[Data records]
** BEGIN **

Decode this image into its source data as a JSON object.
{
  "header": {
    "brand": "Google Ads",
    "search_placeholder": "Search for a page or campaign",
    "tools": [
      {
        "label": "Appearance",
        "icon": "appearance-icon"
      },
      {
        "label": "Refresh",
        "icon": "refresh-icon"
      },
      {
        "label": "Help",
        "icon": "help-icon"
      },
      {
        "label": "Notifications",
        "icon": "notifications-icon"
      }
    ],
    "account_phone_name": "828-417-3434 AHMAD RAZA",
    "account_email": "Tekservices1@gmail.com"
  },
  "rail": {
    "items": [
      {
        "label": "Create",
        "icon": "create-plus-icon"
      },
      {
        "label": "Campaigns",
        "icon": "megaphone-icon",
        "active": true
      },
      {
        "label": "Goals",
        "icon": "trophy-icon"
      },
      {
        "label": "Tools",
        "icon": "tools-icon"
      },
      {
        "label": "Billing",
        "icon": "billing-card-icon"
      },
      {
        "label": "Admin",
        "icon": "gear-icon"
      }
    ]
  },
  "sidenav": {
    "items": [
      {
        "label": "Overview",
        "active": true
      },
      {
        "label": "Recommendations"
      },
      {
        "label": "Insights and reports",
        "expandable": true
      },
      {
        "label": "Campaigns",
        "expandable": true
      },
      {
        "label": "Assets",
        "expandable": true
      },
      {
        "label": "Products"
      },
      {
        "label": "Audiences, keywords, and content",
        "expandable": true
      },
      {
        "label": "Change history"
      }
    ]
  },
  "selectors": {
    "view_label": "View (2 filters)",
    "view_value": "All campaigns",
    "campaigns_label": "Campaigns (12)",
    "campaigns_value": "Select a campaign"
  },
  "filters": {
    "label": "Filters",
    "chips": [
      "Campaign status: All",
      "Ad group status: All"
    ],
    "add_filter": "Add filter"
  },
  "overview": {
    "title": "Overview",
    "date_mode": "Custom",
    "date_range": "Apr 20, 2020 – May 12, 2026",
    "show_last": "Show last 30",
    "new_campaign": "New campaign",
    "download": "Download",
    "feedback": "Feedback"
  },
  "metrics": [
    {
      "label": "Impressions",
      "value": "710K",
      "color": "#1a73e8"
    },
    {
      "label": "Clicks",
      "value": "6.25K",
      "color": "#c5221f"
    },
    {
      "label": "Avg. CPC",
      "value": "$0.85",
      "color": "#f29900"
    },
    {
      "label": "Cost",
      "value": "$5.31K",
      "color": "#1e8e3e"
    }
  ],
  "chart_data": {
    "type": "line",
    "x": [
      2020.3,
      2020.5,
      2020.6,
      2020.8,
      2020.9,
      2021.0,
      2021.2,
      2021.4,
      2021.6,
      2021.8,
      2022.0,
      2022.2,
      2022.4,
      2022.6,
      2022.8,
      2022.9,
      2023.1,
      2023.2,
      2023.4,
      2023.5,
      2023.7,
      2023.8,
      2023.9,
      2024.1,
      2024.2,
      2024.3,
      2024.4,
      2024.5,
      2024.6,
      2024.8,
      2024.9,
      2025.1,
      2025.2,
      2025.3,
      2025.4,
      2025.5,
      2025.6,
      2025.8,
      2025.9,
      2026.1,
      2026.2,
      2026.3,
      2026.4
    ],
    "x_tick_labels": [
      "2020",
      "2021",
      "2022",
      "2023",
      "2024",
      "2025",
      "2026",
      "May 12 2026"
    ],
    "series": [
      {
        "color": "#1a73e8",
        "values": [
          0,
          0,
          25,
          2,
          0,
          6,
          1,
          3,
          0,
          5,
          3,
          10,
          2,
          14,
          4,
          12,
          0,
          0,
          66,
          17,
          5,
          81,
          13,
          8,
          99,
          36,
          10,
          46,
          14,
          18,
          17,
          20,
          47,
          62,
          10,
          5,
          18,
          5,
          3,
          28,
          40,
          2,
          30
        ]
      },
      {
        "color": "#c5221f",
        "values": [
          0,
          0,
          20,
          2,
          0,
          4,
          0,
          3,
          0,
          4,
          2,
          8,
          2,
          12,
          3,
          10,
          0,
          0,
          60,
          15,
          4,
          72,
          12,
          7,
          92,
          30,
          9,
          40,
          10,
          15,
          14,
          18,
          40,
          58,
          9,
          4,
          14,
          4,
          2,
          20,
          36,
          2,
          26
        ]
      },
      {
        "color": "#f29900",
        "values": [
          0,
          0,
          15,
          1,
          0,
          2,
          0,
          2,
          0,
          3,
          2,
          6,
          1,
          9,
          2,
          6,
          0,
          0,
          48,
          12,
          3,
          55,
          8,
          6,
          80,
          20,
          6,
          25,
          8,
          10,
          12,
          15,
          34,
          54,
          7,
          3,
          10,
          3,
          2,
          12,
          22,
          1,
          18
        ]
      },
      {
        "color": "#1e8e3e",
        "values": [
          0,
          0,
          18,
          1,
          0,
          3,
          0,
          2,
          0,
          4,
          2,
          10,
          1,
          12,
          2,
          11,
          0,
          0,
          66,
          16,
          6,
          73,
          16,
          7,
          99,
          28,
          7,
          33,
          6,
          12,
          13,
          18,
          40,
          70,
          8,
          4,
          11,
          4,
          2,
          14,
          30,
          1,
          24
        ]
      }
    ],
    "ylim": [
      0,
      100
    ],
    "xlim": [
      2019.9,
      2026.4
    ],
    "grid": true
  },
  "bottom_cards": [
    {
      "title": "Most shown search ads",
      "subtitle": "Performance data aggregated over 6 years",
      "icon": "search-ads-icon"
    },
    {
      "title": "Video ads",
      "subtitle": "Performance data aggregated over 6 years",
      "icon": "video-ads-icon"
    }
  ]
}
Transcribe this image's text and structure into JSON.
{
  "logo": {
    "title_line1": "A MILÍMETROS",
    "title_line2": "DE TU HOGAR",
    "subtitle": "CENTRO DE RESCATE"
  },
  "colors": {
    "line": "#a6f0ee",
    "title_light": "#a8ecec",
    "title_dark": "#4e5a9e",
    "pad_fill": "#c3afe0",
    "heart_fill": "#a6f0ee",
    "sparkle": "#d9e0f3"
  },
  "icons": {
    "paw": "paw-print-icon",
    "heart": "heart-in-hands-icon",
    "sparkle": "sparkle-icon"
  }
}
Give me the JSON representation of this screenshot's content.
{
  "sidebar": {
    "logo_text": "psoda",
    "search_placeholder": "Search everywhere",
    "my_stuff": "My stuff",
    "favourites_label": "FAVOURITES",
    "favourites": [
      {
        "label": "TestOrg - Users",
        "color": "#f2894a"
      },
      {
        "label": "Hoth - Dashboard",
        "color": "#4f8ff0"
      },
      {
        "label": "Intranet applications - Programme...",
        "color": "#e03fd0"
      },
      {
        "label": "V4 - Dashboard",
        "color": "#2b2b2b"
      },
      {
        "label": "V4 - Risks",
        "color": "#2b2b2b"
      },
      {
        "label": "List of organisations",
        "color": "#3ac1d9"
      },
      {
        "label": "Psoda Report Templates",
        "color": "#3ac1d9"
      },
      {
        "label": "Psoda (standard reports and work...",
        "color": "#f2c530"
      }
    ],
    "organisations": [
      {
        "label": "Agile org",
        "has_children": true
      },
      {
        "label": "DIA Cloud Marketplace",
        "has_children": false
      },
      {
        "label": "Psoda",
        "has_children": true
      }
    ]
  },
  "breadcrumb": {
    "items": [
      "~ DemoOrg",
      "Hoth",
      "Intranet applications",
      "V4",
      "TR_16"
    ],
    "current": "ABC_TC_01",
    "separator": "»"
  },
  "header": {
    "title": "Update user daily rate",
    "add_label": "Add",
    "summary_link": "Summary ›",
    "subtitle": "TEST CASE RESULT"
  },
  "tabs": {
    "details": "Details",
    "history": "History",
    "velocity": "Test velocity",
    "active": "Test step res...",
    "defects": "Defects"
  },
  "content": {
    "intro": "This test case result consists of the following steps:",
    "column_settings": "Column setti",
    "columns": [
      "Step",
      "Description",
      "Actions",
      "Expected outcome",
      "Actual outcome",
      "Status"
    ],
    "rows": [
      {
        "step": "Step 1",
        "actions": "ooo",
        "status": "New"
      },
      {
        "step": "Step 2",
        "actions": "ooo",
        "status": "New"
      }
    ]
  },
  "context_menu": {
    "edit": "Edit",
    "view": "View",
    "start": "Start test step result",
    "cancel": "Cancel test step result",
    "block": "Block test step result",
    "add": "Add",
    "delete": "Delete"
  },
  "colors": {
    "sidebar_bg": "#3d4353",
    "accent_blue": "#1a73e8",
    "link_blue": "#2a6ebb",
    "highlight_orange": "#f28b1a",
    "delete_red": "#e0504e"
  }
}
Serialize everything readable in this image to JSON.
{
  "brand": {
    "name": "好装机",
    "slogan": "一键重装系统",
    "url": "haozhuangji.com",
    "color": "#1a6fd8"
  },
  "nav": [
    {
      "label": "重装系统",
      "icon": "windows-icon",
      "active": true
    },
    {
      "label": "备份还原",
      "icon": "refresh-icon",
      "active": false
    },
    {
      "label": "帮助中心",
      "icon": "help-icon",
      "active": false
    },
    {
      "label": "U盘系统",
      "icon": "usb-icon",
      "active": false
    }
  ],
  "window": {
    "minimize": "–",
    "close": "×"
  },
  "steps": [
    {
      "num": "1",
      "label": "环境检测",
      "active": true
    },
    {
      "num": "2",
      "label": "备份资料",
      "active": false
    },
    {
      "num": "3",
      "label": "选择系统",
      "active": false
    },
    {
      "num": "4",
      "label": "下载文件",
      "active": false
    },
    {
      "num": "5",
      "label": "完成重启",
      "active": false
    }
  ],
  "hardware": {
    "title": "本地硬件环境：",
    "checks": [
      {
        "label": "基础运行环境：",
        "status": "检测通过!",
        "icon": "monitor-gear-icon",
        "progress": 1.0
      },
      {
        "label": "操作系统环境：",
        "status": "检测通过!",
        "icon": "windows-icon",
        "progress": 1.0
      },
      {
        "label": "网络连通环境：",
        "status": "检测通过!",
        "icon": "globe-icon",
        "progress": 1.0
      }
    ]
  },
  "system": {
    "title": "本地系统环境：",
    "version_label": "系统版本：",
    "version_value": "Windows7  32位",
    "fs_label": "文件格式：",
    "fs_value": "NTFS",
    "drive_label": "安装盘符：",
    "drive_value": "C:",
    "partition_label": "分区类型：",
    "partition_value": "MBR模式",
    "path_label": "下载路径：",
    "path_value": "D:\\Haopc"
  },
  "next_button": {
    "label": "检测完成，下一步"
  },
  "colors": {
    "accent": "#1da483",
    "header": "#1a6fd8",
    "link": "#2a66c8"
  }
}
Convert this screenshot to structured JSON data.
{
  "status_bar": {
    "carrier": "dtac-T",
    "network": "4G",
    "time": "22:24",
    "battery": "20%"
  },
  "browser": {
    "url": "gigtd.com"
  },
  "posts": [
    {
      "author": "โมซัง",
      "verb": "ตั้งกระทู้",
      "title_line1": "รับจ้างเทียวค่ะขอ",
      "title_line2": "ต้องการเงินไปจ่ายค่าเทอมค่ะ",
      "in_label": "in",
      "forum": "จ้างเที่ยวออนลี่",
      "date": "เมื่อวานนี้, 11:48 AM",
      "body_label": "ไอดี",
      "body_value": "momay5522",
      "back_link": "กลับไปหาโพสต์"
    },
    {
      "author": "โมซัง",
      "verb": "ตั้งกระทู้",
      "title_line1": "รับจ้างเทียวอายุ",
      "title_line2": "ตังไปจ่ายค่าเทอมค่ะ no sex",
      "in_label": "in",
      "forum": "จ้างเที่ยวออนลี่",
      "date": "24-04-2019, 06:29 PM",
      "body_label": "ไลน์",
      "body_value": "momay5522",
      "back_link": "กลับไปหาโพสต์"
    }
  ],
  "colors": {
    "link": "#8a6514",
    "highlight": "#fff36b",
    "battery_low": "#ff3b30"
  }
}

** END **

■ EXERCISE DIRECTIONS ■
Find the lines with the string "history" and reproduce them.

■ EXERCISE ANSWER ■
        "label": "Change history"
    "history": "History",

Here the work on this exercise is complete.